* _EXERCISE_: Exact reproduction is required for all entries.

* _GIVEN RECORDS_:
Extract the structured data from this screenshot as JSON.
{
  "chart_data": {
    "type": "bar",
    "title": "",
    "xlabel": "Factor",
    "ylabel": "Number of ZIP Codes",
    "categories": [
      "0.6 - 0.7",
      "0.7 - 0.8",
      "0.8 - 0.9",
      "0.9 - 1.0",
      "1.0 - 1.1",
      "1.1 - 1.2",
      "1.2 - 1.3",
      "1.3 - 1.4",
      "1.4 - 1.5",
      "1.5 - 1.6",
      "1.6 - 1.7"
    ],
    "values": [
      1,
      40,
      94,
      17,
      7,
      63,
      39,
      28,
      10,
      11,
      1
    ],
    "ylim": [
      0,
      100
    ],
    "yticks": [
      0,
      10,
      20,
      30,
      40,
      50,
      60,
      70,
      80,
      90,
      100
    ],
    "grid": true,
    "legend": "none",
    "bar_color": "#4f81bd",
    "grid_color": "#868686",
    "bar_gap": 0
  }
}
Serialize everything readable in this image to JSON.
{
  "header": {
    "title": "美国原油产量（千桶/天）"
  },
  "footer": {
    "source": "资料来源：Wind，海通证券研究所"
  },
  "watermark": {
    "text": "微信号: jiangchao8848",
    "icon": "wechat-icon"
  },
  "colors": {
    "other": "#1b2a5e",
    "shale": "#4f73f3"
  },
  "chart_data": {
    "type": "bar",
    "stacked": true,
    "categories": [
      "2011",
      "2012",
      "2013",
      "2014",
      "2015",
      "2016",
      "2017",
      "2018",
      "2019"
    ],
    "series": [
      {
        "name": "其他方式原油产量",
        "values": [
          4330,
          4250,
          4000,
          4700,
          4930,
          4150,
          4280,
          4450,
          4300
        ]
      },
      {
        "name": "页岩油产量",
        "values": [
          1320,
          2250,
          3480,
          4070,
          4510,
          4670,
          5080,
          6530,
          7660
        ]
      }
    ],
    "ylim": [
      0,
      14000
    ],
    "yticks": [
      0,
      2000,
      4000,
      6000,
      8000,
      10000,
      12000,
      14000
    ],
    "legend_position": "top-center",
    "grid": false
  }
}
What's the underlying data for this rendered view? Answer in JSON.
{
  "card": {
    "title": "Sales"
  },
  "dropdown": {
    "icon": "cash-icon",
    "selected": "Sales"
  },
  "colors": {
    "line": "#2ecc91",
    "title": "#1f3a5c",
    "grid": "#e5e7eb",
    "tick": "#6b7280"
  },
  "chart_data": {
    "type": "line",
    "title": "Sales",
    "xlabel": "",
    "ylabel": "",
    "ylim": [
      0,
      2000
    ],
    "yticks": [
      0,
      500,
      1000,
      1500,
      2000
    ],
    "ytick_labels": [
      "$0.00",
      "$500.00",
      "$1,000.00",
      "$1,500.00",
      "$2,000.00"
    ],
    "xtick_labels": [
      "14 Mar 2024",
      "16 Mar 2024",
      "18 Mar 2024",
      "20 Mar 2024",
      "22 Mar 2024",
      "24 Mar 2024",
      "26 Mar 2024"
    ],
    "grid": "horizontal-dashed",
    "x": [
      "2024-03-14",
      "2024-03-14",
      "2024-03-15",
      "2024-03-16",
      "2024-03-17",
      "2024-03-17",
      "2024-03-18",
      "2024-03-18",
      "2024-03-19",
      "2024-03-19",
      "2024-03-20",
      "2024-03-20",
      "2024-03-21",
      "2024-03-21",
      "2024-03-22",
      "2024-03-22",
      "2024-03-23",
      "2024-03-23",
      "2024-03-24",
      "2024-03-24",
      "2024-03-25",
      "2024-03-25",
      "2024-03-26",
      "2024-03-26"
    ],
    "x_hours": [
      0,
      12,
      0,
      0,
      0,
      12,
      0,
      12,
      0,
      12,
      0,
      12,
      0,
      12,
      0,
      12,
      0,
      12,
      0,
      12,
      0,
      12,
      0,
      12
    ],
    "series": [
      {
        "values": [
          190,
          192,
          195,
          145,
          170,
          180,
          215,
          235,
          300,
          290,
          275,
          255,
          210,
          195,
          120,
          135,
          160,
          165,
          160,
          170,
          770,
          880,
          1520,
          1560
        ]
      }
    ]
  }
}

* _SOLUTION TO THE EXERCISE_:
Extract the structured data from this screenshot as JSON.
{
  "chart_data": {
    "type": "bar",
    "title": "",
    "xlabel": "Factor",
    "ylabel": "Number of ZIP Codes",
    "categories": [
      "0.6 - 0.7",
      "0.7 - 0.8",
      "0.8 - 0.9",
      "0.9 - 1.0",
      "1.0 - 1.1",
      "1.1 - 1.2",
      "1.2 - 1.3",
      "1.3 - 1.4",
      "1.4 - 1.5",
      "1.5 - 1.6",
      "1.6 - 1.7"
    ],
    "values": [
      1,
      40,
      94,
      17,
      7,
      63,
      39,
      28,
      10,
      11,
      1
    ],
    "ylim": [
      0,
      100
    ],
    "yticks": [
      0,
      10,
      20,
      30,
      40,
      50,
      60,
      70,
      80,
      90,
      100
    ],
    "grid": true,
    "legend": "none",
    "bar_color": "#4f81bd",
    "grid_color": "#868686",
    "bar_gap": 0
  }
}
Serialize everything readable in this image to JSON.
{
  "header": {
    "title": "美国原油产量（千桶/天）"
  },
  "footer": {
    "source": "资料来源：Wind，海通证券研究所"
  },
  "watermark": {
    "text": "微信号: jiangchao8848",
    "icon": "wechat-icon"
  },
  "colors": {
    "other": "#1b2a5e",
    "shale": "#4f73f3"
  },
  "chart_data": {
    "type": "bar",
    "stacked": true,
    "categories": [
      "2011",
      "2012",
      "2013",
      "2014",
      "2015",
      "2016",
      "2017",
      "2018",
      "2019"
    ],
    "series": [
      {
        "name": "其他方式原油产量",
        "values": [
          4330,
          4250,
          4000,
          4700,
          4930,
          4150,
          4280,
          4450,
          4300
        ]
      },
      {
        "name": "页岩油产量",
        "values": [
          1320,
          2250,
          3480,
          4070,
          4510,
          4670,
          5080,
          6530,
          7660
        ]
      }
    ],
    "ylim": [
      0,
      14000
    ],
    "yticks": [
      0,
      2000,
      4000,
      6000,
      8000,
      10000,
      12000,
      14000
    ],
    "legend_position": "top-center",
    "grid": false
  }
}
What's the underlying data for this rendered view? Answer in JSON.
{
  "card": {
    "title": "Sales"
  },
  "dropdown": {
    "icon": "cash-icon",
    "selected": "Sales"
  },
  "colors": {
    "line": "#2ecc91",
    "title": "#1f3a5c",
    "grid": "#e5e7eb",
    "tick": "#6b7280"
  },
  "chart_data": {
    "type": "line",
    "title": "Sales",
    "xlabel": "",
    "ylabel": "",
    "ylim": [
      0,
      2000
    ],
    "yticks": [
      0,
      500,
      1000,
      1500,
      2000
    ],
    "ytick_labels": [
      "$0.00",
      "$500.00",
      "$1,000.00",
      "$1,500.00",
      "$2,000.00"
    ],
    "xtick_labels": [
      "14 Mar 2024",
      "16 Mar 2024",
      "18 Mar 2024",
      "20 Mar 2024",
      "22 Mar 2024",
      "24 Mar 2024",
      "26 Mar 2024"
    ],
    "grid": "horizontal-dashed",
    "x": [
      "2024-03-14",
      "2024-03-14",
      "2024-03-15",
      "2024-03-16",
      "2024-03-17",
      "2024-03-17",
      "2024-03-18",
      "2024-03-18",
      "2024-03-19",
      "2024-03-19",
      "2024-03-20",
      "2024-03-20",
      "2024-03-21",
      "2024-03-21",
      "2024-03-22",
      "2024-03-22",
      "2024-03-23",
      "2024-03-23",
      "2024-03-24",
      "2024-03-24",
      "2024-03-25",
      "2024-03-25",
      "2024-03-26",
      "2024-03-26"
    ],
    "x_hours": [
      0,
      12,
      0,
      0,
      0,
      12,
      0,
      12,
      0,
      12,
      0,
      12,
      0,
      12,
      0,
      12,
      0,
      12,
      0,
      12,
      0,
      12,
      0,
      12
    ],
    "series": [
      {
        "values": [
          190,
          192,
          195,
          145,
          170,
          180,
          215,
          235,
          300,
          290,
          275,
          255,
          210,
          195,
          120,
          135,
          160,
          165,
          160,
          170,
          770,
          880,
          1520,
          1560
        ]
      }
    ]
  }
}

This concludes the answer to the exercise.